▸ **INPUT RECORDS**:
#####

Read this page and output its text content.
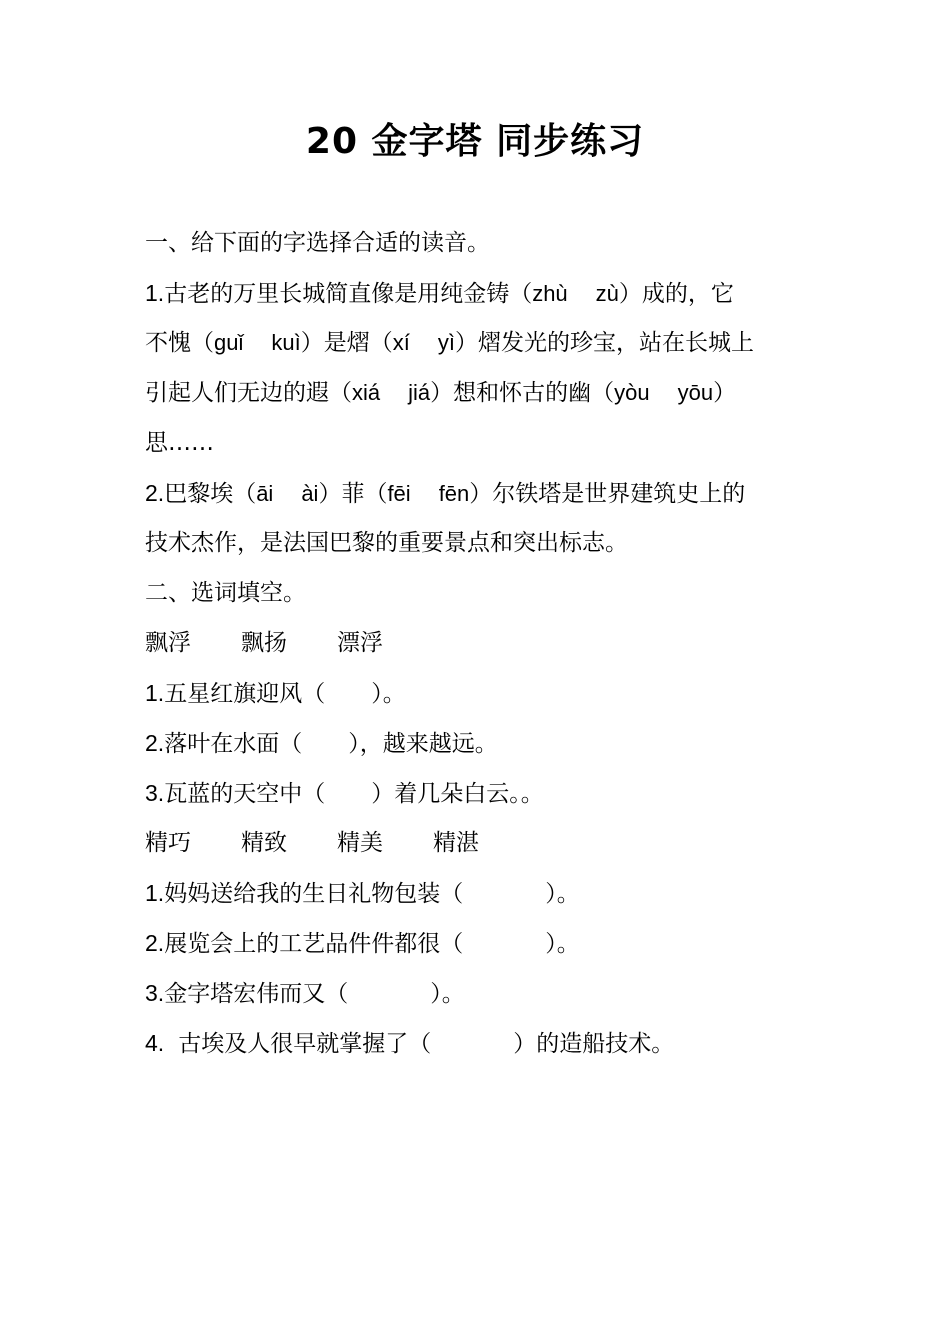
20 金字塔 同步练习
一、给下面的字选择合适的读音。
1.古老的万里长城简直像是用纯金铸（zhù zù）成的，它
不愧（guǐ kuì）是熠（xí yì）熠发光的珍宝，站在长城上
引起人们无边的遐（xiá jiá）想和怀古的幽（yòu yōu）
思……
2.巴黎埃（āi ài）菲（fēi fēn）尔铁塔是世界建筑史上的
技术杰作，是法国巴黎的重要景点和突出标志。
二、选词填空。
飘浮 飘扬 漂浮
1.五星红旗迎风（ ）。
2.落叶在水面（ ），越来越远。
3.瓦蓝的天空中（ ）着几朵白云。。
精巧 精致 精美 精湛
1.妈妈送给我的生日礼物包装（	）。
2.展览会上的工艺品件件都很（	）。
3.金字塔宏伟而又（	）。
4. 古埃及人很早就掌握了（	）的造船技术。
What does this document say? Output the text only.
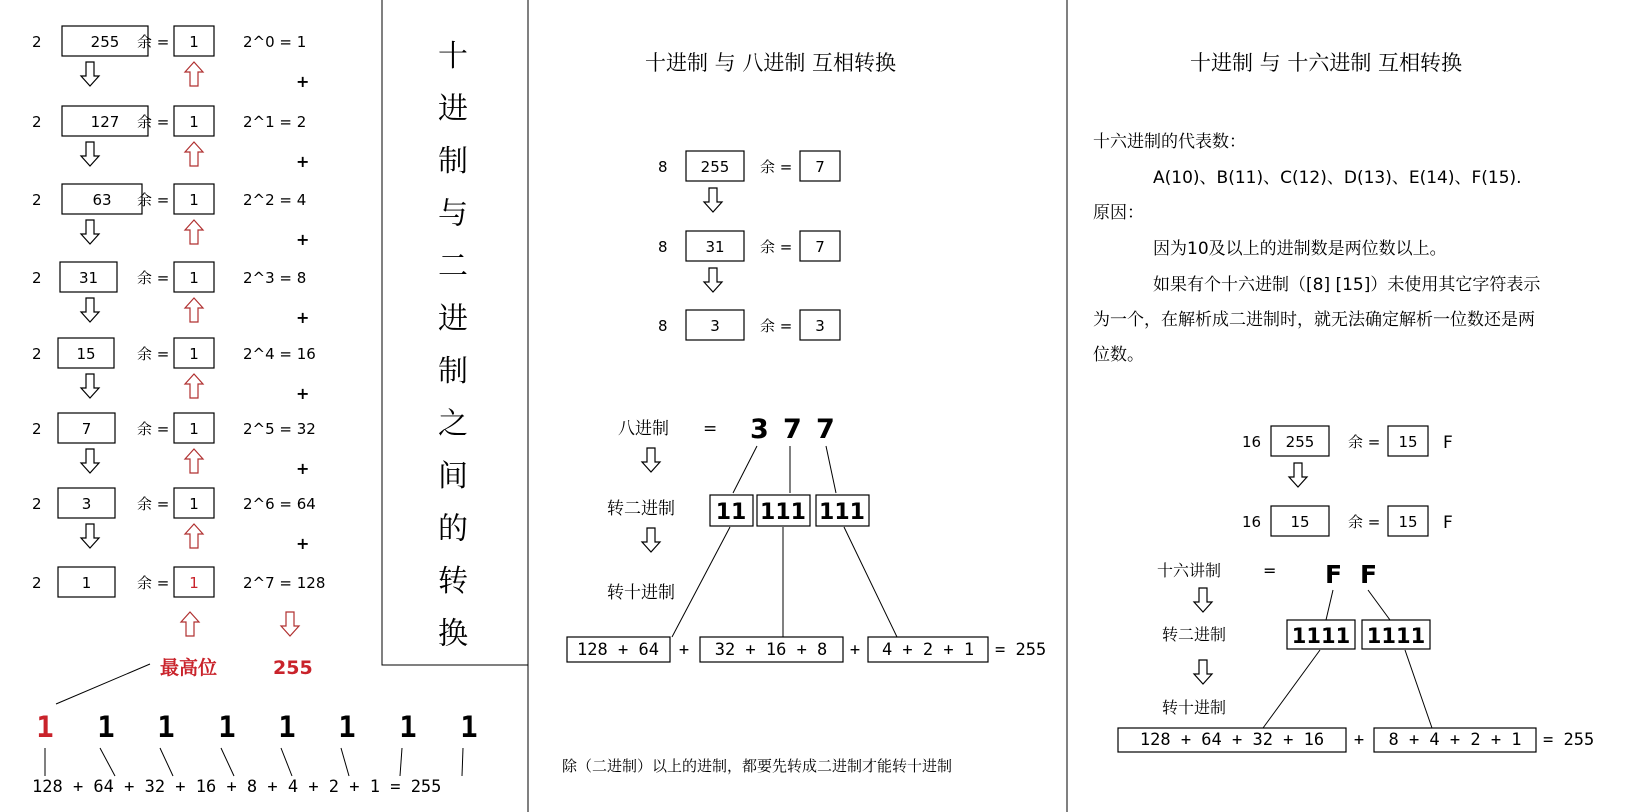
2	255 余 = 1	2^0 = 1
+
2	127 余 = 1	2^1 = 2
+
2	63 余 = 1	2^2 = 4
+
2 31	余 = 1	2^3 = 8
+
2 15	余 = 1	2^4 = 16
+
2	7	余 = 1	2^5 = 32
+
2	3	余 = 1	2^6 = 64
+
2	1	余 = 1	2^7 = 128
最高位	255
1 1 1 1 1 1 1 1
128 + 64 + 32 + 16 + 8 + 4 + 2 + 1 = 255
十
进
制
与
二
进
制
之
间
的
转
换
十进制 与 八进制 互相转换
8 255 余 = 7
8	31 余 = 7
8	3	余 = 3
八进制 = 3 7 7
转二进制
转十进制
11 111 111
128 + 64 + 32 + 16 + 8 + 4 + 2 + 1 = 255
除（二进制）以上的进制，都要先转成二进制才能转十进制
十进制 与 十六进制 互相转换
十六进制的代表数：
A(10)、B(11)、C(12)、D(13)、E(14)、F(15).
原因：
因为10及以上的进制数是两位数以上。
如果有个十六进制（[8] [15]）未使用其它字符表示
为一个，在解析成二进制时，就无法确定解析一位数还是两
位数。
16 255 余 = 15 F
16 15	余 = 15 F
十六讲制	= F F
转二进制
转十进制
1111 1111
128 + 64 + 32 + 16 + 8 + 4 + 2 + 1 = 255
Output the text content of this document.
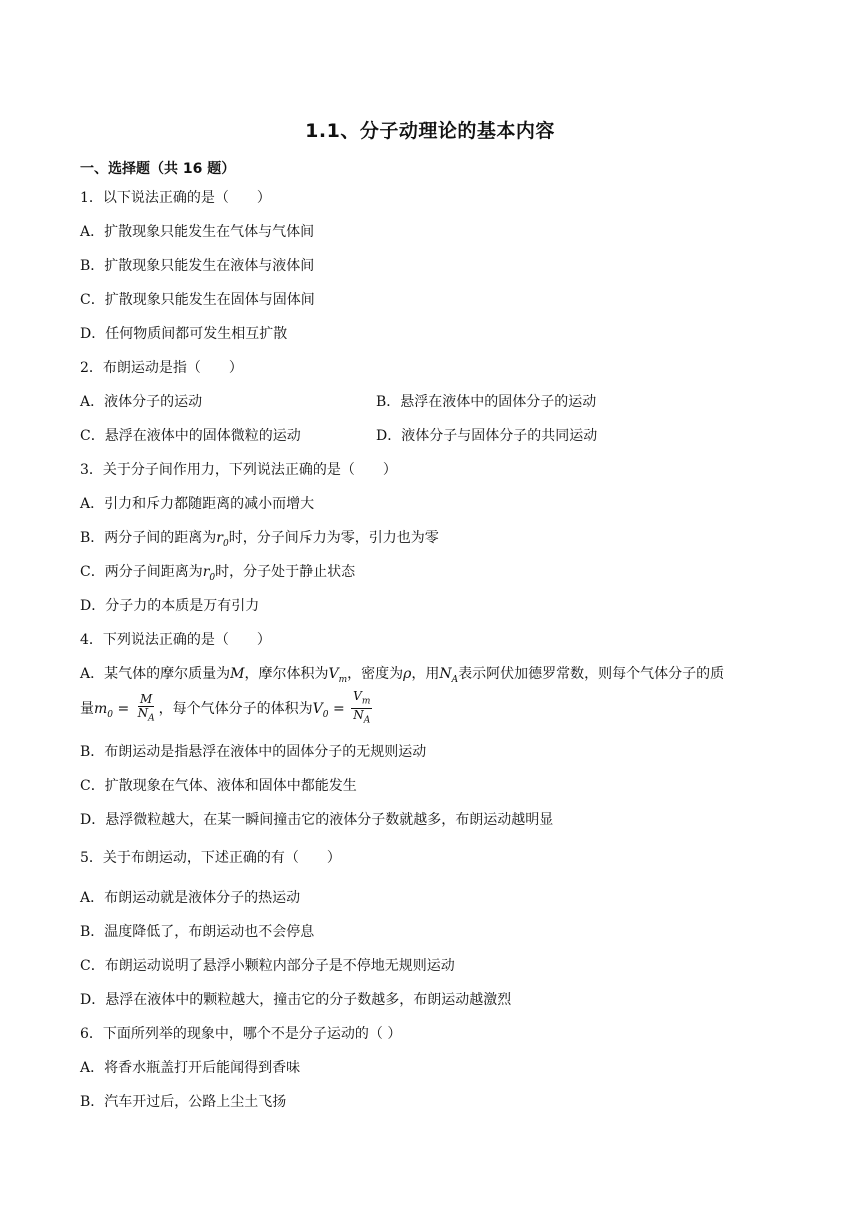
1.1、分子动理论的基本内容
一、选择题（共 16 题）
1．以下说法正确的是（　　）
A．扩散现象只能发生在气体与气体间
B．扩散现象只能发生在液体与液体间
C．扩散现象只能发生在固体与固体间
D．任何物质间都可发生相互扩散
2．布朗运动是指（　　）
A．液体分子的运动	B．悬浮在液体中的固体分子的运动
C．悬浮在液体中的固体微粒的运动	D．液体分子与固体分子的共同运动
3．关于分子间作用力，下列说法正确的是（　　）
A．引力和斥力都随距离的减小而增大
B．两分子间的距离为$r_0$时，分子间斥力为零，引力也为零
C．两分子间距离为$r_0$时，分子处于静止状态
D．分子力的本质是万有引力
4．下列说法正确的是（　　）
A．某气体的摩尔质量为M，摩尔体积为$V_m$，密度为ρ，用$N_A$表示阿伏加德罗常数，则每个气体分子的质
量$m_0 = \frac{M}{N_A}$ ，每个气体分子的体积为$V_0 = \frac{V_m}{N_A}$
B．布朗运动是指悬浮在液体中的固体分子的无规则运动
C．扩散现象在气体、液体和固体中都能发生
D．悬浮微粒越大，在某一瞬间撞击它的液体分子数就越多，布朗运动越明显
5．关于布朗运动，下述正确的有（　　）
A．布朗运动就是液体分子的热运动
B．温度降低了，布朗运动也不会停息
C．布朗运动说明了悬浮小颗粒内部分子是不停地无规则运动
D．悬浮在液体中的颗粒越大，撞击它的分子数越多，布朗运动越激烈
6．下面所列举的现象中，哪个不是分子运动的（ ）
A．将香水瓶盖打开后能闻得到香味
B．汽车开过后，公路上尘土飞扬
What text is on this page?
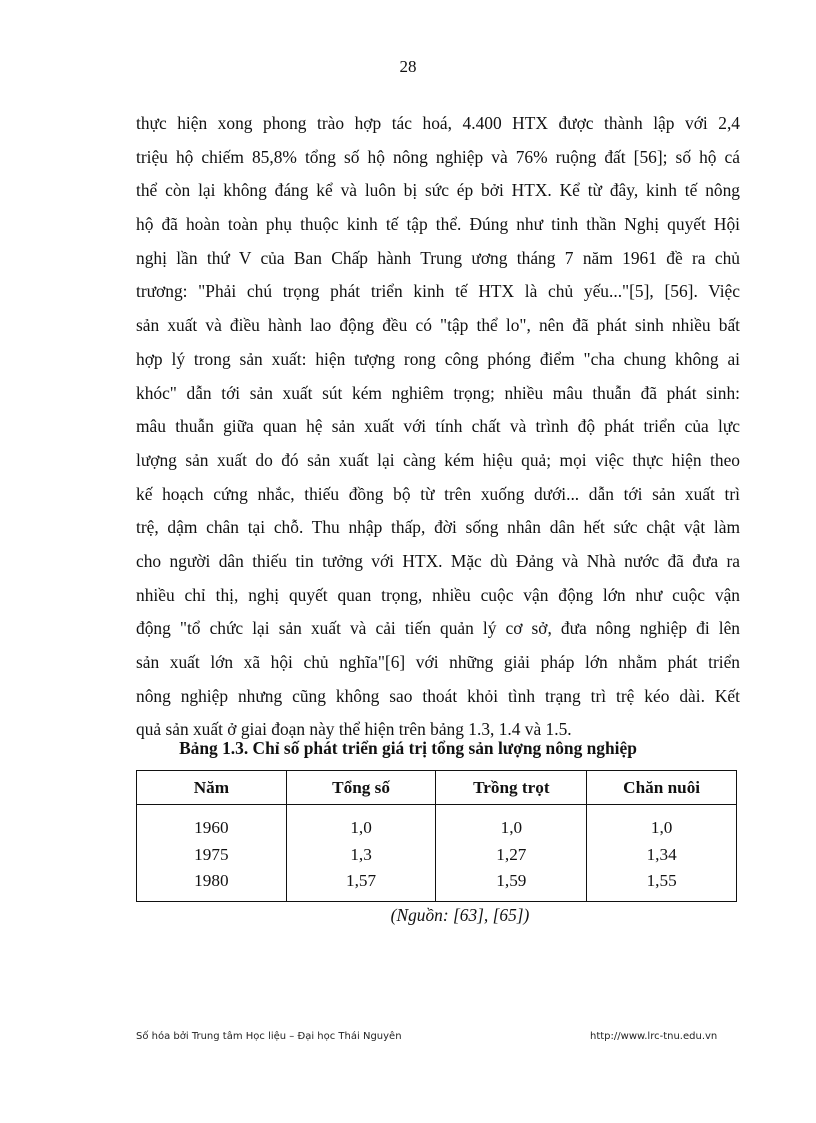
28
thực hiện xong phong trào hợp tác hoá, 4.400 HTX được thành lập với 2,4
triệu hộ chiếm 85,8% tổng số hộ nông nghiệp và 76% ruộng đất [56]; số hộ cá
thể còn lại không đáng kể và luôn bị sức ép bởi HTX. Kể từ đây, kinh tế nông
hộ đã hoàn toàn phụ thuộc kinh tế tập thể. Đúng như tinh thần Nghị quyết Hội
nghị lần thứ V của Ban Chấp hành Trung ương tháng 7 năm 1961 đề ra chủ
trương: "Phải chú trọng phát triển kinh tế HTX là chủ yếu..."[5], [56]. Việc
sản xuất và điều hành lao động đều có "tập thể lo", nên đã phát sinh nhiều bất
hợp lý trong sản xuất: hiện tượng rong công phóng điểm "cha chung không ai
khóc" dẫn tới sản xuất sút kém nghiêm trọng; nhiều mâu thuẫn đã phát sinh:
mâu thuẫn giữa quan hệ sản xuất với tính chất và trình độ phát triển của lực
lượng sản xuất do đó sản xuất lại càng kém hiệu quả; mọi việc thực hiện theo
kế hoạch cứng nhắc, thiếu đồng bộ từ trên xuống dưới... dẫn tới sản xuất trì
trệ, dậm chân tại chỗ. Thu nhập thấp, đời sống nhân dân hết sức chật vật làm
cho người dân thiếu tin tưởng với HTX. Mặc dù Đảng và Nhà nước đã đưa ra
nhiều chỉ thị, nghị quyết quan trọng, nhiều cuộc vận động lớn như cuộc vận
động "tổ chức lại sản xuất và cải tiến quản lý cơ sở, đưa nông nghiệp đi lên
sản xuất lớn xã hội chủ nghĩa"[6] với những giải pháp lớn nhằm phát triển
nông nghiệp nhưng cũng không sao thoát khỏi tình trạng trì trệ kéo dài. Kết
quả sản xuất ở giai đoạn này thể hiện trên bảng 1.3, 1.4 và 1.5.
Bảng 1.3. Chỉ số phát triển giá trị tổng sản lượng nông nghiệp
Năm	Tổng số	Trồng trọt	Chăn nuôi
1960	1,0	1,0	1,0
1975	1,3	1,27	1,34
1980	1,57	1,59	1,55
(Nguồn: [63], [65])
Số hóa bởi Trung tâm Học liệu – Đại học Thái Nguyên	http://www.lrc-tnu.edu.vn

#####

▸ **WHAT TO DO**: Every line of the data above should be quoted exactly. Omit the pictures.

▸ **FULL SOLUTION**:
Read this page and output its text content.
20 金字塔 同步练习
一、给下面的字选择合适的读音。
1.古老的万里长城简直像是用纯金铸（zhù zù）成的，它
不愧（guǐ kuì）是熠（xí yì）熠发光的珍宝，站在长城上
引起人们无边的遐（xiá jiá）想和怀古的幽（yòu yōu）
思……
2.巴黎埃（āi ài）菲（fēi fēn）尔铁塔是世界建筑史上的
技术杰作，是法国巴黎的重要景点和突出标志。
二、选词填空。
飘浮 飘扬 漂浮
1.五星红旗迎风（ ）。
2.落叶在水面（ ），越来越远。
3.瓦蓝的天空中（ ）着几朵白云。。
精巧 精致 精美 精湛
1.妈妈送给我的生日礼物包装（	）。
2.展览会上的工艺品件件都很（	）。
3.金字塔宏伟而又（	）。
4. 古埃及人很早就掌握了（	）的造船技术。
What does this document say? Output the text only.
2	255 余 = 1	2^0 = 1
+
2	127 余 = 1	2^1 = 2
+
2	63 余 = 1	2^2 = 4
+
2 31	余 = 1	2^3 = 8
+
2 15	余 = 1	2^4 = 16
+
2	7	余 = 1	2^5 = 32
+
2	3	余 = 1	2^6 = 64
+
2	1	余 = 1	2^7 = 128
最高位	255
1 1 1 1 1 1 1 1
128 + 64 + 32 + 16 + 8 + 4 + 2 + 1 = 255
十
进
制
与
二
进
制
之
间
的
转
换
十进制 与 八进制 互相转换
8 255 余 = 7
8	31 余 = 7
8	3	余 = 3
八进制 = 3 7 7
转二进制
转十进制
11 111 111
128 + 64 + 32 + 16 + 8 + 4 + 2 + 1 = 255
除（二进制）以上的进制，都要先转成二进制才能转十进制
十进制 与 十六进制 互相转换
十六进制的代表数：
A(10)、B(11)、C(12)、D(13)、E(14)、F(15).
原因：
因为10及以上的进制数是两位数以上。
如果有个十六进制（[8] [15]）未使用其它字符表示
为一个，在解析成二进制时，就无法确定解析一位数还是两
位数。
16 255 余 = 15 F
16 15	余 = 15 F
十六讲制	= F F
转二进制
转十进制
1111 1111
128 + 64 + 32 + 16 + 8 + 4 + 2 + 1 = 255
Output the text content of this document.
1.1、分子动理论的基本内容
一、选择题（共 16 题）
1．以下说法正确的是（　　）
A．扩散现象只能发生在气体与气体间
B．扩散现象只能发生在液体与液体间
C．扩散现象只能发生在固体与固体间
D．任何物质间都可发生相互扩散
2．布朗运动是指（　　）
A．液体分子的运动	B．悬浮在液体中的固体分子的运动
C．悬浮在液体中的固体微粒的运动	D．液体分子与固体分子的共同运动
3．关于分子间作用力，下列说法正确的是（　　）
A．引力和斥力都随距离的减小而增大
B．两分子间的距离为$r_0$时，分子间斥力为零，引力也为零
C．两分子间距离为$r_0$时，分子处于静止状态
D．分子力的本质是万有引力
4．下列说法正确的是（　　）
A．某气体的摩尔质量为M，摩尔体积为$V_m$，密度为ρ，用$N_A$表示阿伏加德罗常数，则每个气体分子的质
量$m_0 = \frac{M}{N_A}$ ，每个气体分子的体积为$V_0 = \frac{V_m}{N_A}$
B．布朗运动是指悬浮在液体中的固体分子的无规则运动
C．扩散现象在气体、液体和固体中都能发生
D．悬浮微粒越大，在某一瞬间撞击它的液体分子数就越多，布朗运动越明显
5．关于布朗运动，下述正确的有（　　）
A．布朗运动就是液体分子的热运动
B．温度降低了，布朗运动也不会停息
C．布朗运动说明了悬浮小颗粒内部分子是不停地无规则运动
D．悬浮在液体中的颗粒越大，撞击它的分子数越多，布朗运动越激烈
6．下面所列举的现象中，哪个不是分子运动的（ ）
A．将香水瓶盖打开后能闻得到香味
B．汽车开过后，公路上尘土飞扬
What text is on this page?
28
thực hiện xong phong trào hợp tác hoá, 4.400 HTX được thành lập với 2,4
triệu hộ chiếm 85,8% tổng số hộ nông nghiệp và 76% ruộng đất [56]; số hộ cá
thể còn lại không đáng kể và luôn bị sức ép bởi HTX. Kể từ đây, kinh tế nông
hộ đã hoàn toàn phụ thuộc kinh tế tập thể. Đúng như tinh thần Nghị quyết Hội
nghị lần thứ V của Ban Chấp hành Trung ương tháng 7 năm 1961 đề ra chủ
trương: "Phải chú trọng phát triển kinh tế HTX là chủ yếu..."[5], [56]. Việc
sản xuất và điều hành lao động đều có "tập thể lo", nên đã phát sinh nhiều bất
hợp lý trong sản xuất: hiện tượng rong công phóng điểm "cha chung không ai
khóc" dẫn tới sản xuất sút kém nghiêm trọng; nhiều mâu thuẫn đã phát sinh:
mâu thuẫn giữa quan hệ sản xuất với tính chất và trình độ phát triển của lực
lượng sản xuất do đó sản xuất lại càng kém hiệu quả; mọi việc thực hiện theo
kế hoạch cứng nhắc, thiếu đồng bộ từ trên xuống dưới... dẫn tới sản xuất trì
trệ, dậm chân tại chỗ. Thu nhập thấp, đời sống nhân dân hết sức chật vật làm
cho người dân thiếu tin tưởng với HTX. Mặc dù Đảng và Nhà nước đã đưa ra
nhiều chỉ thị, nghị quyết quan trọng, nhiều cuộc vận động lớn như cuộc vận
động "tổ chức lại sản xuất và cải tiến quản lý cơ sở, đưa nông nghiệp đi lên
sản xuất lớn xã hội chủ nghĩa"[6] với những giải pháp lớn nhằm phát triển
nông nghiệp nhưng cũng không sao thoát khỏi tình trạng trì trệ kéo dài. Kết
quả sản xuất ở giai đoạn này thể hiện trên bảng 1.3, 1.4 và 1.5.
Bảng 1.3. Chỉ số phát triển giá trị tổng sản lượng nông nghiệp
Năm	Tổng số	Trồng trọt	Chăn nuôi
1960	1,0	1,0	1,0
1975	1,3	1,27	1,34
1980	1,57	1,59	1,55
(Nguồn: [63], [65])
Số hóa bởi Trung tâm Học liệu – Đại học Thái Nguyên	http://www.lrc-tnu.edu.vn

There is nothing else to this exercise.